Your goal:
Identify the lines that contain the word "structured" and copy each one.

* * * * *

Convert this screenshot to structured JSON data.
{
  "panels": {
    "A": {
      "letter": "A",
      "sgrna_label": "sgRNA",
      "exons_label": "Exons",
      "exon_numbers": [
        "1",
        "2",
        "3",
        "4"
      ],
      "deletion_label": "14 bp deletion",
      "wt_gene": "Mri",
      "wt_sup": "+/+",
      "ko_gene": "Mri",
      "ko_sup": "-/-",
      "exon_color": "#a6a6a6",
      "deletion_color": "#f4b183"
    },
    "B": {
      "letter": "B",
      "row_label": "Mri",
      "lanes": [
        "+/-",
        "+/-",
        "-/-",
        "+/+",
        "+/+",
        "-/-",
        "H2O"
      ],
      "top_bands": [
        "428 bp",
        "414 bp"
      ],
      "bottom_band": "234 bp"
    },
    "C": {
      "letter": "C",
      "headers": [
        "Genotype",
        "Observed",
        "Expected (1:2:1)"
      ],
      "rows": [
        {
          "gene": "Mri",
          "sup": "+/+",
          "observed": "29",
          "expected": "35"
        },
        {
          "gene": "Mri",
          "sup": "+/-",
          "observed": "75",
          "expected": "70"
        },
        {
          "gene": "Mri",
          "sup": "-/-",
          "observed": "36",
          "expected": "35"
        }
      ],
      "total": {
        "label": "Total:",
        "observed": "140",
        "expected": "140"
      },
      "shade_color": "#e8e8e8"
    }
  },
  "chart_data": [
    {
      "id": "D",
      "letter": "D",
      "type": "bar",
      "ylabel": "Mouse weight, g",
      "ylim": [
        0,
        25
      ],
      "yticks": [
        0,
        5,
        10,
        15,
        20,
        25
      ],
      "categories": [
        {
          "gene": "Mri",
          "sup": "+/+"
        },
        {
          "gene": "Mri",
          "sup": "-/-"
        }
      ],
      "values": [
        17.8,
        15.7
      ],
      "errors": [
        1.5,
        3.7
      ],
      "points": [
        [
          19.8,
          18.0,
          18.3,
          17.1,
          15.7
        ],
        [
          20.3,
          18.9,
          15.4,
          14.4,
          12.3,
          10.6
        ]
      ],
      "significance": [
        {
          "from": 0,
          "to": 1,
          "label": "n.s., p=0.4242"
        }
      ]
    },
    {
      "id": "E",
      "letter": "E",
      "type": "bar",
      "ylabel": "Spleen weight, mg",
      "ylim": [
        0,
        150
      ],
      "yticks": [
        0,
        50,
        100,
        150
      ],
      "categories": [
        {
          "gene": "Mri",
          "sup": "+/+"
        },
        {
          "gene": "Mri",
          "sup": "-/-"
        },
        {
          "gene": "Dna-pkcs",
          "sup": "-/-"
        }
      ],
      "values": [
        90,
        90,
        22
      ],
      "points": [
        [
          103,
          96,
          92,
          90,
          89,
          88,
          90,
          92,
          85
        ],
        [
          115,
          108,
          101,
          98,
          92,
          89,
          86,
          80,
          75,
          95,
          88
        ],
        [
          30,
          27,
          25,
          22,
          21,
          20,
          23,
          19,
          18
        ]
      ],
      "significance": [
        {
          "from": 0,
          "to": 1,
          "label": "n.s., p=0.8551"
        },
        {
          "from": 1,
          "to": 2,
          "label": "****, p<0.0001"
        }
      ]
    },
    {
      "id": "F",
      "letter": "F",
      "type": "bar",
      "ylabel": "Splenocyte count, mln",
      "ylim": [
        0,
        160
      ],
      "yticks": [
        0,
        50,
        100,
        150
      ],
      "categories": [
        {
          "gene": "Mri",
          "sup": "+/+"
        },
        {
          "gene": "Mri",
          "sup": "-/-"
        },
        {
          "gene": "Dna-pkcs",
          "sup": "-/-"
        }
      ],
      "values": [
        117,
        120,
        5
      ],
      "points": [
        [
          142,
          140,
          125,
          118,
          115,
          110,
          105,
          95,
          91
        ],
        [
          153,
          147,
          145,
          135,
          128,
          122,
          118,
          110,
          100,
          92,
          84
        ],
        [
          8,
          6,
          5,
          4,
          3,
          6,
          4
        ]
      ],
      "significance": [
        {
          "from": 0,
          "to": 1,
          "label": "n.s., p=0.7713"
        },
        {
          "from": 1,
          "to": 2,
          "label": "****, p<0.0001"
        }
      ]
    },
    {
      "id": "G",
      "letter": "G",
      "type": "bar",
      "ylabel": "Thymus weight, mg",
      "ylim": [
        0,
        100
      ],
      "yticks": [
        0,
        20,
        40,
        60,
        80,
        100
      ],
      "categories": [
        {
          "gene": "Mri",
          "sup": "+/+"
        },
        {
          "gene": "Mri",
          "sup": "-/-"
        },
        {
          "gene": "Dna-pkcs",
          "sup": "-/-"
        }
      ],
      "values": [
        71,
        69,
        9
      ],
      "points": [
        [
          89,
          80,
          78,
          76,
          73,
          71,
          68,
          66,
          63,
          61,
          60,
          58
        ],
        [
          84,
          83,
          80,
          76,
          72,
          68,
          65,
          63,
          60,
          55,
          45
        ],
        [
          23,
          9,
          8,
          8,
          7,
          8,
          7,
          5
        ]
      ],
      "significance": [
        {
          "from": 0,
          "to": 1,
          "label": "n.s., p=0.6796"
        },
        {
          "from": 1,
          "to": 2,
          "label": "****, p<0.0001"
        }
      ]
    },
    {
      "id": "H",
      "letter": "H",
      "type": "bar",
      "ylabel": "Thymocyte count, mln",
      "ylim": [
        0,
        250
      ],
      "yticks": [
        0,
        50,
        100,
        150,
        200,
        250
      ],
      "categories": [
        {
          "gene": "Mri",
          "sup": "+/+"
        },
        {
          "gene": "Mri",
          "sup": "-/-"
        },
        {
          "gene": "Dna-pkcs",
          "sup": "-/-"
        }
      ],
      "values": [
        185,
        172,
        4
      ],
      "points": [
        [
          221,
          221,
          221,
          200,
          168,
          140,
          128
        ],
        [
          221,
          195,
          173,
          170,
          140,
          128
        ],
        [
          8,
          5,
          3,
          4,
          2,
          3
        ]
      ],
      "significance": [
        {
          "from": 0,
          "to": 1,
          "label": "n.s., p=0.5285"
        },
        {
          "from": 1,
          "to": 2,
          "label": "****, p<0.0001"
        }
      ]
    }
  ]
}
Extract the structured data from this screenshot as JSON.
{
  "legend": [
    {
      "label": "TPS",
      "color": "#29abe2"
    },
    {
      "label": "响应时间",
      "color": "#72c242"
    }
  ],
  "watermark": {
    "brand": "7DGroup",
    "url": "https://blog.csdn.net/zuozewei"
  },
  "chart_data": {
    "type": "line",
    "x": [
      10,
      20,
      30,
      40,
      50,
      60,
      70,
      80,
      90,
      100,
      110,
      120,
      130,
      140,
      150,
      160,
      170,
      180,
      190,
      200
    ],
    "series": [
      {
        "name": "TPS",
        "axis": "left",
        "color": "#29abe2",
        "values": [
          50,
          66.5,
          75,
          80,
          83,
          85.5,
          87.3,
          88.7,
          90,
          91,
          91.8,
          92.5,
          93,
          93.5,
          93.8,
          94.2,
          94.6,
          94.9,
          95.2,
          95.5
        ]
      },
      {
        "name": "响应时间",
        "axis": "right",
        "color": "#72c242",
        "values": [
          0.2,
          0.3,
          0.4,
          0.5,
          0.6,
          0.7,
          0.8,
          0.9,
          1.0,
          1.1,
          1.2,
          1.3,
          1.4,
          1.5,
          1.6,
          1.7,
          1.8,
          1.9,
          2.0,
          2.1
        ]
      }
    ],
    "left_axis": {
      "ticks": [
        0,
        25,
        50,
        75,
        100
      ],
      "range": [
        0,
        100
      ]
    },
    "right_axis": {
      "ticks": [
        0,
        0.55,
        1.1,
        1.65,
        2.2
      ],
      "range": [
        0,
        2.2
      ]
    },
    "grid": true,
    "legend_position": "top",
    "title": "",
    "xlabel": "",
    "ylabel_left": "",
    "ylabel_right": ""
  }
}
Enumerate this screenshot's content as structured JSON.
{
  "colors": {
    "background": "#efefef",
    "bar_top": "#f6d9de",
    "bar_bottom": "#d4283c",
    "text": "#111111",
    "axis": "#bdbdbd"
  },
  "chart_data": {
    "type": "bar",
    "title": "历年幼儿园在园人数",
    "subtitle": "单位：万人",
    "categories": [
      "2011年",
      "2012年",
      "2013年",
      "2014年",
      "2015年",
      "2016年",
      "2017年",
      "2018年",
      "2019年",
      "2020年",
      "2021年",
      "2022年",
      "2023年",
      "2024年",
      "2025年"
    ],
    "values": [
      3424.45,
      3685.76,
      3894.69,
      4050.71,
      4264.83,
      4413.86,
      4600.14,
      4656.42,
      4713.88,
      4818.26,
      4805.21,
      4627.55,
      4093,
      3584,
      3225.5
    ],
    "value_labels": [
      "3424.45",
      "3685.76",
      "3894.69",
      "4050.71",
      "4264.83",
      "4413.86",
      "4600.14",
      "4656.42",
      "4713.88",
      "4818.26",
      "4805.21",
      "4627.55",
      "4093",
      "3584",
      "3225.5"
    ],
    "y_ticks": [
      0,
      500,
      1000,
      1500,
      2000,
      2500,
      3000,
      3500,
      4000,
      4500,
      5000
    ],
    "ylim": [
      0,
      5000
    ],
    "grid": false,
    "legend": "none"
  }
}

* * * * *

Worked answer:
Convert this screenshot to structured JSON data.
Extract the structured data from this screenshot as JSON.
Enumerate this screenshot's content as structured JSON.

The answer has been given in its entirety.